## WHAT IS NEEDED
Below is a block of data; give all of it again word for word.

## SUPPLIED DATA
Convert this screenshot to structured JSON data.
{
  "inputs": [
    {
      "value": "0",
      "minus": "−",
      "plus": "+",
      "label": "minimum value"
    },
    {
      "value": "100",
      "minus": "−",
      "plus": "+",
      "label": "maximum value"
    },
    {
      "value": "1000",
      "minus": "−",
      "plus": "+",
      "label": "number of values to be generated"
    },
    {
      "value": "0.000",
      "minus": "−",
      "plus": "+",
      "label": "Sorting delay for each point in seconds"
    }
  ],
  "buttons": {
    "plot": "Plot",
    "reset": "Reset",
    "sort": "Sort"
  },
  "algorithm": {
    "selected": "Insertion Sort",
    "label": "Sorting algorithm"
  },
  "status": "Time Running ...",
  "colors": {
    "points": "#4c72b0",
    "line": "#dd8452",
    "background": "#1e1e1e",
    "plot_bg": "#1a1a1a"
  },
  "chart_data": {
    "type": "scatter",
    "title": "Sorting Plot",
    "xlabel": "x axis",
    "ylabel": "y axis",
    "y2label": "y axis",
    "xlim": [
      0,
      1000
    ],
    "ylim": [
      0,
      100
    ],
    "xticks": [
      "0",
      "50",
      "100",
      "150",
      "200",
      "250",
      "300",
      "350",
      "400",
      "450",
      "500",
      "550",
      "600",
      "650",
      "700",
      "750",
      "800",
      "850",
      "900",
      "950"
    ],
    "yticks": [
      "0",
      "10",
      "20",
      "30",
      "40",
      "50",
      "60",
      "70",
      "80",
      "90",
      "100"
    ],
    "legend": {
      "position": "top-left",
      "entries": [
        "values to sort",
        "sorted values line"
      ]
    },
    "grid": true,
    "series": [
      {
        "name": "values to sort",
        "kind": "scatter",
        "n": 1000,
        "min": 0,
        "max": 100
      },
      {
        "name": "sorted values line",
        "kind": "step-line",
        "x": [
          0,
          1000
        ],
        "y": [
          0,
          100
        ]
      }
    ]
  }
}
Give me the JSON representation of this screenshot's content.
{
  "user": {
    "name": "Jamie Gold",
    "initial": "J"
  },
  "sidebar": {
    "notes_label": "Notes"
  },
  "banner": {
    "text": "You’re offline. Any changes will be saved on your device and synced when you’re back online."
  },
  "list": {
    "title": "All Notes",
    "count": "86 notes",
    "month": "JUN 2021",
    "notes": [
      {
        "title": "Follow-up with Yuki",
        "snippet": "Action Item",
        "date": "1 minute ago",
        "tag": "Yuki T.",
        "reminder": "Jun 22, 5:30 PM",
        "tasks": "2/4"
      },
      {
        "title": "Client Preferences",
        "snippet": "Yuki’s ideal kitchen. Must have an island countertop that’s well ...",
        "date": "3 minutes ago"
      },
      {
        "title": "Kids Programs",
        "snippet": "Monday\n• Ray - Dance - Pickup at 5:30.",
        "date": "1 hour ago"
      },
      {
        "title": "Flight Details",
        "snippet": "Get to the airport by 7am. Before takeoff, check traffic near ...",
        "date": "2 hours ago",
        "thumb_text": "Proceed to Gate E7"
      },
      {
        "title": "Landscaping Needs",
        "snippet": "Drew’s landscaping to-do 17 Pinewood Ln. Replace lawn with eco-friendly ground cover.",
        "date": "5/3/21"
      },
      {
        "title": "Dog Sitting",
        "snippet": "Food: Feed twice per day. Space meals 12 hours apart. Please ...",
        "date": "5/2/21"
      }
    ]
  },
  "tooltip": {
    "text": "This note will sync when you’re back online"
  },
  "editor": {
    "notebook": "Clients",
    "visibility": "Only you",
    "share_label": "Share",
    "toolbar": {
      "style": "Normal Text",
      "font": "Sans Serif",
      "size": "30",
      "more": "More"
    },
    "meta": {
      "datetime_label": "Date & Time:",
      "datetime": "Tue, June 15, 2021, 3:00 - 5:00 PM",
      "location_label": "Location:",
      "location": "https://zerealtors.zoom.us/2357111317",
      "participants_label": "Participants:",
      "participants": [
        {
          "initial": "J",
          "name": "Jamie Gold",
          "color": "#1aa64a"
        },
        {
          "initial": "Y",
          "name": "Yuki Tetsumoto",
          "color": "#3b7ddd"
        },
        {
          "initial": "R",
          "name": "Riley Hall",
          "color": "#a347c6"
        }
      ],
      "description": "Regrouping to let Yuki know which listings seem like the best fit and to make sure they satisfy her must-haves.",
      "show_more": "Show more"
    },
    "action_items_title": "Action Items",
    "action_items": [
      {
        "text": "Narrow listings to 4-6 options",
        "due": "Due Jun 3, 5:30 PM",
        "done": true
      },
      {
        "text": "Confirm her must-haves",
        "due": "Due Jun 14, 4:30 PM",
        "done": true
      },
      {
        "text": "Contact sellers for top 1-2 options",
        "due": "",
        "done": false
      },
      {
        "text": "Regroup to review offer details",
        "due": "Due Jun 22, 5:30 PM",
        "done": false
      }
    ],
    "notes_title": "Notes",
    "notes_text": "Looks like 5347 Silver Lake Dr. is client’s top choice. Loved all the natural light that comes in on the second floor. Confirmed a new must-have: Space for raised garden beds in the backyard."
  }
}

## EXERCISE OUTPUT
Convert this screenshot to structured JSON data.
{
  "inputs": [
    {
      "value": "0",
      "minus": "−",
      "plus": "+",
      "label": "minimum value"
    },
    {
      "value": "100",
      "minus": "−",
      "plus": "+",
      "label": "maximum value"
    },
    {
      "value": "1000",
      "minus": "−",
      "plus": "+",
      "label": "number of values to be generated"
    },
    {
      "value": "0.000",
      "minus": "−",
      "plus": "+",
      "label": "Sorting delay for each point in seconds"
    }
  ],
  "buttons": {
    "plot": "Plot",
    "reset": "Reset",
    "sort": "Sort"
  },
  "algorithm": {
    "selected": "Insertion Sort",
    "label": "Sorting algorithm"
  },
  "status": "Time Running ...",
  "colors": {
    "points": "#4c72b0",
    "line": "#dd8452",
    "background": "#1e1e1e",
    "plot_bg": "#1a1a1a"
  },
  "chart_data": {
    "type": "scatter",
    "title": "Sorting Plot",
    "xlabel": "x axis",
    "ylabel": "y axis",
    "y2label": "y axis",
    "xlim": [
      0,
      1000
    ],
    "ylim": [
      0,
      100
    ],
    "xticks": [
      "0",
      "50",
      "100",
      "150",
      "200",
      "250",
      "300",
      "350",
      "400",
      "450",
      "500",
      "550",
      "600",
      "650",
      "700",
      "750",
      "800",
      "850",
      "900",
      "950"
    ],
    "yticks": [
      "0",
      "10",
      "20",
      "30",
      "40",
      "50",
      "60",
      "70",
      "80",
      "90",
      "100"
    ],
    "legend": {
      "position": "top-left",
      "entries": [
        "values to sort",
        "sorted values line"
      ]
    },
    "grid": true,
    "series": [
      {
        "name": "values to sort",
        "kind": "scatter",
        "n": 1000,
        "min": 0,
        "max": 100
      },
      {
        "name": "sorted values line",
        "kind": "step-line",
        "x": [
          0,
          1000
        ],
        "y": [
          0,
          100
        ]
      }
    ]
  }
}
Give me the JSON representation of this screenshot's content.
{
  "user": {
    "name": "Jamie Gold",
    "initial": "J"
  },
  "sidebar": {
    "notes_label": "Notes"
  },
  "banner": {
    "text": "You’re offline. Any changes will be saved on your device and synced when you’re back online."
  },
  "list": {
    "title": "All Notes",
    "count": "86 notes",
    "month": "JUN 2021",
    "notes": [
      {
        "title": "Follow-up with Yuki",
        "snippet": "Action Item",
        "date": "1 minute ago",
        "tag": "Yuki T.",
        "reminder": "Jun 22, 5:30 PM",
        "tasks": "2/4"
      },
      {
        "title": "Client Preferences",
        "snippet": "Yuki’s ideal kitchen. Must have an island countertop that’s well ...",
        "date": "3 minutes ago"
      },
      {
        "title": "Kids Programs",
        "snippet": "Monday\n• Ray - Dance - Pickup at 5:30.",
        "date": "1 hour ago"
      },
      {
        "title": "Flight Details",
        "snippet": "Get to the airport by 7am. Before takeoff, check traffic near ...",
        "date": "2 hours ago",
        "thumb_text": "Proceed to Gate E7"
      },
      {
        "title": "Landscaping Needs",
        "snippet": "Drew’s landscaping to-do 17 Pinewood Ln. Replace lawn with eco-friendly ground cover.",
        "date": "5/3/21"
      },
      {
        "title": "Dog Sitting",
        "snippet": "Food: Feed twice per day. Space meals 12 hours apart. Please ...",
        "date": "5/2/21"
      }
    ]
  },
  "tooltip": {
    "text": "This note will sync when you’re back online"
  },
  "editor": {
    "notebook": "Clients",
    "visibility": "Only you",
    "share_label": "Share",
    "toolbar": {
      "style": "Normal Text",
      "font": "Sans Serif",
      "size": "30",
      "more": "More"
    },
    "meta": {
      "datetime_label": "Date & Time:",
      "datetime": "Tue, June 15, 2021, 3:00 - 5:00 PM",
      "location_label": "Location:",
      "location": "https://zerealtors.zoom.us/2357111317",
      "participants_label": "Participants:",
      "participants": [
        {
          "initial": "J",
          "name": "Jamie Gold",
          "color": "#1aa64a"
        },
        {
          "initial": "Y",
          "name": "Yuki Tetsumoto",
          "color": "#3b7ddd"
        },
        {
          "initial": "R",
          "name": "Riley Hall",
          "color": "#a347c6"
        }
      ],
      "description": "Regrouping to let Yuki know which listings seem like the best fit and to make sure they satisfy her must-haves.",
      "show_more": "Show more"
    },
    "action_items_title": "Action Items",
    "action_items": [
      {
        "text": "Narrow listings to 4-6 options",
        "due": "Due Jun 3, 5:30 PM",
        "done": true
      },
      {
        "text": "Confirm her must-haves",
        "due": "Due Jun 14, 4:30 PM",
        "done": true
      },
      {
        "text": "Contact sellers for top 1-2 options",
        "due": "",
        "done": false
      },
      {
        "text": "Regroup to review offer details",
        "due": "Due Jun 22, 5:30 PM",
        "done": false
      }
    ],
    "notes_title": "Notes",
    "notes_text": "Looks like 5347 Silver Lake Dr. is client’s top choice. Loved all the natural light that comes in on the second floor. Confirmed a new must-have: Space for raised garden beds in the backyard."
  }
}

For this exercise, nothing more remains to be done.